**Written request**
Lay out the lines below as a JSON list of strings, one string per line, leaving out any blank lines.

**Entries shown**

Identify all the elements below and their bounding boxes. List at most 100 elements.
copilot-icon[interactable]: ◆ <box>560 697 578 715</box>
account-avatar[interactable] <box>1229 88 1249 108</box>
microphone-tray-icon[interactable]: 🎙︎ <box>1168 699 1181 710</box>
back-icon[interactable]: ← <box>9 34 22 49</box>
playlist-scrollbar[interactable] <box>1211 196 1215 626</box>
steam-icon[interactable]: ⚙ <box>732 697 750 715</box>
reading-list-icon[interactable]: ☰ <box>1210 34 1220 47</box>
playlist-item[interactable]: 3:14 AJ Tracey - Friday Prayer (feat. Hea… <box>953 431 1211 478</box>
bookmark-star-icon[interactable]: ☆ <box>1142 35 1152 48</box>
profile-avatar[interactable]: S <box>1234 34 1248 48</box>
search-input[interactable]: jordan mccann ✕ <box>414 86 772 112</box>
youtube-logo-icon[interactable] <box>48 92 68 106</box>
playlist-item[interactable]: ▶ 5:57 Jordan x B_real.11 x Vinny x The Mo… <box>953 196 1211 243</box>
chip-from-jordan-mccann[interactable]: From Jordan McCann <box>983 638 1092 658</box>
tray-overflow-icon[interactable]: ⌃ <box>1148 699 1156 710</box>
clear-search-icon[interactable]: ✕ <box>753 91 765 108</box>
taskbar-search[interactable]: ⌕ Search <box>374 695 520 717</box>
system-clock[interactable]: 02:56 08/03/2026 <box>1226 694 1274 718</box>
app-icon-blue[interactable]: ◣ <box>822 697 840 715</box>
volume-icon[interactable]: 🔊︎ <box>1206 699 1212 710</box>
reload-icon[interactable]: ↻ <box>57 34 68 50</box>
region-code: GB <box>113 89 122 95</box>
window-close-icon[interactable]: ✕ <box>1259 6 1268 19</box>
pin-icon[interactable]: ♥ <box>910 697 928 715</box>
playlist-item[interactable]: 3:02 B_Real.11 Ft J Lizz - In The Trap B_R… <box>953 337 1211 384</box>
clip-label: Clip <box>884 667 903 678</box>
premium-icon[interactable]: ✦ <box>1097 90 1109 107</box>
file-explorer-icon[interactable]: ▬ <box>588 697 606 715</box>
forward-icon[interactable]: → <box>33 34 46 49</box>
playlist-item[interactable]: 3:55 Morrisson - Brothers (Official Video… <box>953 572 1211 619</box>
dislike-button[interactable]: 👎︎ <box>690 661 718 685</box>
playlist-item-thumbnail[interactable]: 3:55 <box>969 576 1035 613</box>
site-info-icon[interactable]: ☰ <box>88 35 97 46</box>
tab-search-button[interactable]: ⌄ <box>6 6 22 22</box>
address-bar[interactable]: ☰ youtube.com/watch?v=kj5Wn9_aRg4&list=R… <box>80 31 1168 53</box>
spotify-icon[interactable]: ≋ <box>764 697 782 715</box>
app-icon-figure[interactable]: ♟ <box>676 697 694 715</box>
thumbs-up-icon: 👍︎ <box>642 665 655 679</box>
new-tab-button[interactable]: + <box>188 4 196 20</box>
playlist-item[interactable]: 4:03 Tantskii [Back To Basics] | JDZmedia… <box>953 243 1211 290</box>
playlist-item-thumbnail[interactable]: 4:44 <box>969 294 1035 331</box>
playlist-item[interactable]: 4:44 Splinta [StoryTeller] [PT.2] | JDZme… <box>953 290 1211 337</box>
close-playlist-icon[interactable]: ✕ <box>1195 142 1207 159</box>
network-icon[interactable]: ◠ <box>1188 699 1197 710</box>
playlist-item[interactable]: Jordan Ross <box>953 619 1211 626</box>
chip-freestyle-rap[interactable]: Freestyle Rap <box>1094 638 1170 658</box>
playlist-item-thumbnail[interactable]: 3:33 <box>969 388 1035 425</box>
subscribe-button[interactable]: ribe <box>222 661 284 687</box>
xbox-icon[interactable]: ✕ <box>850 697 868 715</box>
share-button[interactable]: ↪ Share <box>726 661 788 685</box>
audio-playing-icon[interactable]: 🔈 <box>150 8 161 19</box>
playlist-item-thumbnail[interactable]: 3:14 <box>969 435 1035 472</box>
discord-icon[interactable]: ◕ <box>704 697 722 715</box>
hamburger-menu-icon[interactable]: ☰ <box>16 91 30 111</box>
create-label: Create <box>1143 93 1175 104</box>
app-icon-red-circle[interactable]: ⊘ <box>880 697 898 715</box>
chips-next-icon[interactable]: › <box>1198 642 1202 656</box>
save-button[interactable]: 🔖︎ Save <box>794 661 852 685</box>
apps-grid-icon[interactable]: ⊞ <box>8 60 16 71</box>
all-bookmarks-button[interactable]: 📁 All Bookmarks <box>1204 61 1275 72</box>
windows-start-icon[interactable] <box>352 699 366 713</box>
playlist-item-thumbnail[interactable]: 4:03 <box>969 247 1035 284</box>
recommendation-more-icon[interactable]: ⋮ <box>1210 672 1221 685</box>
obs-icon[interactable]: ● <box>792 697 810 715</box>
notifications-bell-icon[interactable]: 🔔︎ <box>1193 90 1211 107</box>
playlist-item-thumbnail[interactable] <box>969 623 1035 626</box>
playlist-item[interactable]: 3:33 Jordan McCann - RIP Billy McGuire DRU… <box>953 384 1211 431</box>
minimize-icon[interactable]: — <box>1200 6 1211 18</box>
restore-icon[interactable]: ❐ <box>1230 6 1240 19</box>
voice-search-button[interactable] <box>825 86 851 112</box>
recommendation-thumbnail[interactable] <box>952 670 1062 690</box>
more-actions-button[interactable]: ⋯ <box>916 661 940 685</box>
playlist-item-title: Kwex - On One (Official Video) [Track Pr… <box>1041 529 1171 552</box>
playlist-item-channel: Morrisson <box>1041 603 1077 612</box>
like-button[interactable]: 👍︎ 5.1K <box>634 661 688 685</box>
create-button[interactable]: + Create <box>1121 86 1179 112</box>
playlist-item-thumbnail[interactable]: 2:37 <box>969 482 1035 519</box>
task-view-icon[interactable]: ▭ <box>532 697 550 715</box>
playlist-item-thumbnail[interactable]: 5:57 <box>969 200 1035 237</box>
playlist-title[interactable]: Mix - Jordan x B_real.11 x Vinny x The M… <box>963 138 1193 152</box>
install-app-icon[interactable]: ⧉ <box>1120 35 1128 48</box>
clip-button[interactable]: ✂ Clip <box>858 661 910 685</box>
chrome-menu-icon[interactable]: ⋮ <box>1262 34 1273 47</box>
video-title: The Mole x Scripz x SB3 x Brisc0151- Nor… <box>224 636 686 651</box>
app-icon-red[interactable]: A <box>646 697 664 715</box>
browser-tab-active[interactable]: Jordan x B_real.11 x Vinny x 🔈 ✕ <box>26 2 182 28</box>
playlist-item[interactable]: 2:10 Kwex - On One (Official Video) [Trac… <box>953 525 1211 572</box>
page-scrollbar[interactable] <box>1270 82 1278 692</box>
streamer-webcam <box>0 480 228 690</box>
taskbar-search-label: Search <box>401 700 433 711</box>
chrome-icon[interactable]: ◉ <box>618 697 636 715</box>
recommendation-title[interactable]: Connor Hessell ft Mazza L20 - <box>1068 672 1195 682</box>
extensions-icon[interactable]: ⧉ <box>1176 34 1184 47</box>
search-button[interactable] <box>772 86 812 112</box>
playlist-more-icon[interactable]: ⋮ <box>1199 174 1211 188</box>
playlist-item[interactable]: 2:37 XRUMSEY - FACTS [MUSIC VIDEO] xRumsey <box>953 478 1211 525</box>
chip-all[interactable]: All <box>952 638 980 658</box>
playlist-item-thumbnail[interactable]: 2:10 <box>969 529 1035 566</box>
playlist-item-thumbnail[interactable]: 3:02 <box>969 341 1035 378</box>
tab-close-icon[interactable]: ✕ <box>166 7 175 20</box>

**The solution**
[
  "Identify all the elements below and their bounding boxes. List at most 100 elements.",
  "copilot-icon[interactable]: ◆ <box>560 697 578 715</box>",
  "account-avatar[interactable] <box>1229 88 1249 108</box>",
  "microphone-tray-icon[interactable]: 🎙︎ <box>1168 699 1181 710</box>",
  "back-icon[interactable]: ← <box>9 34 22 49</box>",
  "playlist-scrollbar[interactable] <box>1211 196 1215 626</box>",
  "steam-icon[interactable]: ⚙ <box>732 697 750 715</box>",
  "reading-list-icon[interactable]: ☰ <box>1210 34 1220 47</box>",
  "playlist-item[interactable]: 3:14 AJ Tracey - Friday Prayer (feat. Hea… <box>953 431 1211 478</box>",
  "bookmark-star-icon[interactable]: ☆ <box>1142 35 1152 48</box>",
  "profile-avatar[interactable]: S <box>1234 34 1248 48</box>",
  "search-input[interactable]: jordan mccann ✕ <box>414 86 772 112</box>",
  "youtube-logo-icon[interactable] <box>48 92 68 106</box>",
  "playlist-item[interactable]: ▶ 5:57 Jordan x B_real.11 x Vinny x The Mo… <box>953 196 1211 243</box>",
  "chip-from-jordan-mccann[interactable]: From Jordan McCann <box>983 638 1092 658</box>",
  "tray-overflow-icon[interactable]: ⌃ <box>1148 699 1156 710</box>",
  "clear-search-icon[interactable]: ✕ <box>753 91 765 108</box>",
  "taskbar-search[interactable]: ⌕ Search <box>374 695 520 717</box>",
  "system-clock[interactable]: 02:56 08/03/2026 <box>1226 694 1274 718</box>",
  "app-icon-blue[interactable]: ◣ <box>822 697 840 715</box>",
  "volume-icon[interactable]: 🔊︎ <box>1206 699 1212 710</box>",
  "reload-icon[interactable]: ↻ <box>57 34 68 50</box>",
  "region-code: GB <box>113 89 122 95</box>",
  "window-close-icon[interactable]: ✕ <box>1259 6 1268 19</box>",
  "pin-icon[interactable]: ♥ <box>910 697 928 715</box>",
  "playlist-item[interactable]: 3:02 B_Real.11 Ft J Lizz - In The Trap B_R… <box>953 337 1211 384</box>",
  "clip-label: Clip <box>884 667 903 678</box>",
  "premium-icon[interactable]: ✦ <box>1097 90 1109 107</box>",
  "file-explorer-icon[interactable]: ▬ <box>588 697 606 715</box>",
  "forward-icon[interactable]: → <box>33 34 46 49</box>",
  "playlist-item[interactable]: 3:55 Morrisson - Brothers (Official Video… <box>953 572 1211 619</box>",
  "dislike-button[interactable]: 👎︎ <box>690 661 718 685</box>",
  "playlist-item-thumbnail[interactable]: 3:55 <box>969 576 1035 613</box>",
  "site-info-icon[interactable]: ☰ <box>88 35 97 46</box>",
  "tab-search-button[interactable]: ⌄ <box>6 6 22 22</box>",
  "address-bar[interactable]: ☰ youtube.com/watch?v=kj5Wn9_aRg4&list=R… <box>80 31 1168 53</box>",
  "spotify-icon[interactable]: ≋ <box>764 697 782 715</box>",
  "app-icon-figure[interactable]: ♟ <box>676 697 694 715</box>",
  "thumbs-up-icon: 👍︎ <box>642 665 655 679</box>",
  "new-tab-button[interactable]: + <box>188 4 196 20</box>",
  "playlist-item[interactable]: 4:03 Tantskii [Back To Basics] | JDZmedia… <box>953 243 1211 290</box>",
  "playlist-item-thumbnail[interactable]: 4:44 <box>969 294 1035 331</box>",
  "playlist-item[interactable]: 4:44 Splinta [StoryTeller] [PT.2] | JDZme… <box>953 290 1211 337</box>",
  "close-playlist-icon[interactable]: ✕ <box>1195 142 1207 159</box>",
  "network-icon[interactable]: ◠ <box>1188 699 1197 710</box>",
  "playlist-item[interactable]: Jordan Ross <box>953 619 1211 626</box>",
  "chip-freestyle-rap[interactable]: Freestyle Rap <box>1094 638 1170 658</box>",
  "playlist-item-thumbnail[interactable]: 3:33 <box>969 388 1035 425</box>",
  "subscribe-button[interactable]: ribe <box>222 661 284 687</box>",
  "xbox-icon[interactable]: ✕ <box>850 697 868 715</box>",
  "share-button[interactable]: ↪ Share <box>726 661 788 685</box>",
  "audio-playing-icon[interactable]: 🔈 <box>150 8 161 19</box>",
  "playlist-item-thumbnail[interactable]: 3:14 <box>969 435 1035 472</box>",
  "discord-icon[interactable]: ◕ <box>704 697 722 715</box>",
  "hamburger-menu-icon[interactable]: ☰ <box>16 91 30 111</box>",
  "create-label: Create <box>1143 93 1175 104</box>",
  "app-icon-red-circle[interactable]: ⊘ <box>880 697 898 715</box>",
  "chips-next-icon[interactable]: › <box>1198 642 1202 656</box>",
  "save-button[interactable]: 🔖︎ Save <box>794 661 852 685</box>",
  "apps-grid-icon[interactable]: ⊞ <box>8 60 16 71</box>",
  "all-bookmarks-button[interactable]: 📁 All Bookmarks <box>1204 61 1275 72</box>",
  "windows-start-icon[interactable] <box>352 699 366 713</box>",
  "playlist-item-thumbnail[interactable]: 4:03 <box>969 247 1035 284</box>",
  "recommendation-more-icon[interactable]: ⋮ <box>1210 672 1221 685</box>",
  "obs-icon[interactable]: ● <box>792 697 810 715</box>",
  "notifications-bell-icon[interactable]: 🔔︎ <box>1193 90 1211 107</box>",
  "playlist-item-thumbnail[interactable] <box>969 623 1035 626</box>",
  "playlist-item[interactable]: 3:33 Jordan McCann - RIP Billy McGuire DRU… <box>953 384 1211 431</box>",
  "minimize-icon[interactable]: — <box>1200 6 1211 18</box>",
  "restore-icon[interactable]: ❐ <box>1230 6 1240 19</box>",
  "voice-search-button[interactable] <box>825 86 851 112</box>",
  "recommendation-thumbnail[interactable] <box>952 670 1062 690</box>",
  "more-actions-button[interactable]: ⋯ <box>916 661 940 685</box>",
  "playlist-item-title: Kwex - On One (Official Video) [Track Pr… <box>1041 529 1171 552</box>",
  "playlist-item-channel: Morrisson <box>1041 603 1077 612</box>",
  "like-button[interactable]: 👍︎ 5.1K <box>634 661 688 685</box>",
  "create-button[interactable]: + Create <box>1121 86 1179 112</box>",
  "playlist-item-thumbnail[interactable]: 2:37 <box>969 482 1035 519</box>",
  "task-view-icon[interactable]: ▭ <box>532 697 550 715</box>",
  "playlist-item-thumbnail[interactable]: 5:57 <box>969 200 1035 237</box>",
  "playlist-title[interactable]: Mix - Jordan x B_real.11 x Vinny x The M… <box>963 138 1193 152</box>",
  "install-app-icon[interactable]: ⧉ <box>1120 35 1128 48</box>",
  "clip-button[interactable]: ✂ Clip <box>858 661 910 685</box>",
  "chrome-menu-icon[interactable]: ⋮ <box>1262 34 1273 47</box>",
  "video-title: The Mole x Scripz x SB3 x Brisc0151- Nor… <box>224 636 686 651</box>",
  "app-icon-red[interactable]: A <box>646 697 664 715</box>",
  "browser-tab-active[interactable]: Jordan x B_real.11 x Vinny x 🔈 ✕ <box>26 2 182 28</box>",
  "playlist-item[interactable]: 2:10 Kwex - On One (Official Video) [Trac… <box>953 525 1211 572</box>",
  "page-scrollbar[interactable] <box>1270 82 1278 692</box>",
  "streamer-webcam <box>0 480 228 690</box>",
  "taskbar-search-label: Search <box>401 700 433 711</box>",
  "chrome-icon[interactable]: ◉ <box>618 697 636 715</box>",
  "recommendation-title[interactable]: Connor Hessell ft Mazza L20 - <box>1068 672 1195 682</box>",
  "extensions-icon[interactable]: ⧉ <box>1176 34 1184 47</box>",
  "search-button[interactable] <box>772 86 812 112</box>",
  "playlist-more-icon[interactable]: ⋮ <box>1199 174 1211 188</box>",
  "playlist-item[interactable]: 2:37 XRUMSEY - FACTS [MUSIC VIDEO] xRumsey <box>953 478 1211 525</box>",
  "chip-all[interactable]: All <box>952 638 980 658</box>",
  "playlist-item-thumbnail[interactable]: 2:10 <box>969 529 1035 566</box>",
  "playlist-item-thumbnail[interactable]: 3:02 <box>969 341 1035 378</box>",
  "tab-close-icon[interactable]: ✕ <box>166 7 175 20</box>"
]